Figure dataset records
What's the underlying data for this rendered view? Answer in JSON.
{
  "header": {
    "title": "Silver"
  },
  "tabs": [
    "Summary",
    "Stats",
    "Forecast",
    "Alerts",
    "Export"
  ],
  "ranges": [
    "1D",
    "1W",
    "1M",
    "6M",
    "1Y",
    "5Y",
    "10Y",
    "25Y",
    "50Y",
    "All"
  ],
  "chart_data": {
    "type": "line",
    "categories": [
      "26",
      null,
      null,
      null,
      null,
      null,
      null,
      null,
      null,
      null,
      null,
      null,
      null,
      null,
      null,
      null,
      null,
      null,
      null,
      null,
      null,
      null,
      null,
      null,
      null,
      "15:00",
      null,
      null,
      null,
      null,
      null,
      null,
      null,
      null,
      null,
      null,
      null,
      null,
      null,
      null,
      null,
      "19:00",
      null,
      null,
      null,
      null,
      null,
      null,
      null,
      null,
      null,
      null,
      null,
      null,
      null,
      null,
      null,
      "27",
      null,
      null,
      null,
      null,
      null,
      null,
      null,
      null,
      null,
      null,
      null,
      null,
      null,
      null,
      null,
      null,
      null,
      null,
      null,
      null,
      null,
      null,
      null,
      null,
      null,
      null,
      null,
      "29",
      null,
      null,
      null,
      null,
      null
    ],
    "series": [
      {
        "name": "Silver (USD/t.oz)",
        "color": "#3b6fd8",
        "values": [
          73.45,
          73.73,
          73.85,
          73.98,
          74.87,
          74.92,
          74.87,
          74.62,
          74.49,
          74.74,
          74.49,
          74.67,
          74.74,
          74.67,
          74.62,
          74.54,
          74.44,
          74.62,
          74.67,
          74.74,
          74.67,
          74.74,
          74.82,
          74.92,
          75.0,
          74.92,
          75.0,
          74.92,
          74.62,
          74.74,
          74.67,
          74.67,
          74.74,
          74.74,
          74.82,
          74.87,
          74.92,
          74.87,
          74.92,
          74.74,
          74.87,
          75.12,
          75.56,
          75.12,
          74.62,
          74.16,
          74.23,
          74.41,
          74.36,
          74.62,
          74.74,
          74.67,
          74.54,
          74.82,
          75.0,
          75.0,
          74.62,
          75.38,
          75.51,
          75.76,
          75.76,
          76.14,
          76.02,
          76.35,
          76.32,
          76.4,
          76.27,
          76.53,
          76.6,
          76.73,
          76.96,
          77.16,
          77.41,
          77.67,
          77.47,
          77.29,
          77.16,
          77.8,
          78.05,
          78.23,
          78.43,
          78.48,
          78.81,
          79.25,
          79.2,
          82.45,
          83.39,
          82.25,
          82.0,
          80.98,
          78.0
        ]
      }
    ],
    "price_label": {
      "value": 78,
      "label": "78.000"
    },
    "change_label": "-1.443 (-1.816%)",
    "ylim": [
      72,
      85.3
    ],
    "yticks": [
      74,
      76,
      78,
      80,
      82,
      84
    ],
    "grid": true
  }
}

*Given exercise*: Your task is to output the full set of records exactly as presented.

*Output of the exercise*:
What's the underlying data for this rendered view? Answer in JSON.
{
  "header": {
    "title": "Silver"
  },
  "tabs": [
    "Summary",
    "Stats",
    "Forecast",
    "Alerts",
    "Export"
  ],
  "ranges": [
    "1D",
    "1W",
    "1M",
    "6M",
    "1Y",
    "5Y",
    "10Y",
    "25Y",
    "50Y",
    "All"
  ],
  "chart_data": {
    "type": "line",
    "categories": [
      "26",
      null,
      null,
      null,
      null,
      null,
      null,
      null,
      null,
      null,
      null,
      null,
      null,
      null,
      null,
      null,
      null,
      null,
      null,
      null,
      null,
      null,
      null,
      null,
      null,
      "15:00",
      null,
      null,
      null,
      null,
      null,
      null,
      null,
      null,
      null,
      null,
      null,
      null,
      null,
      null,
      null,
      "19:00",
      null,
      null,
      null,
      null,
      null,
      null,
      null,
      null,
      null,
      null,
      null,
      null,
      null,
      null,
      null,
      "27",
      null,
      null,
      null,
      null,
      null,
      null,
      null,
      null,
      null,
      null,
      null,
      null,
      null,
      null,
      null,
      null,
      null,
      null,
      null,
      null,
      null,
      null,
      null,
      null,
      null,
      null,
      null,
      "29",
      null,
      null,
      null,
      null,
      null
    ],
    "series": [
      {
        "name": "Silver (USD/t.oz)",
        "color": "#3b6fd8",
        "values": [
          73.45,
          73.73,
          73.85,
          73.98,
          74.87,
          74.92,
          74.87,
          74.62,
          74.49,
          74.74,
          74.49,
          74.67,
          74.74,
          74.67,
          74.62,
          74.54,
          74.44,
          74.62,
          74.67,
          74.74,
          74.67,
          74.74,
          74.82,
          74.92,
          75.0,
          74.92,
          75.0,
          74.92,
          74.62,
          74.74,
          74.67,
          74.67,
          74.74,
          74.74,
          74.82,
          74.87,
          74.92,
          74.87,
          74.92,
          74.74,
          74.87,
          75.12,
          75.56,
          75.12,
          74.62,
          74.16,
          74.23,
          74.41,
          74.36,
          74.62,
          74.74,
          74.67,
          74.54,
          74.82,
          75.0,
          75.0,
          74.62,
          75.38,
          75.51,
          75.76,
          75.76,
          76.14,
          76.02,
          76.35,
          76.32,
          76.4,
          76.27,
          76.53,
          76.6,
          76.73,
          76.96,
          77.16,
          77.41,
          77.67,
          77.47,
          77.29,
          77.16,
          77.8,
          78.05,
          78.23,
          78.43,
          78.48,
          78.81,
          79.25,
          79.2,
          82.45,
          83.39,
          82.25,
          82.0,
          80.98,
          78.0
        ]
      }
    ],
    "price_label": {
      "value": 78,
      "label": "78.000"
    },
    "change_label": "-1.443 (-1.816%)",
    "ylim": [
      72,
      85.3
    ],
    "yticks": [
      74,
      76,
      78,
      80,
      82,
      84
    ],
    "grid": true
  }
}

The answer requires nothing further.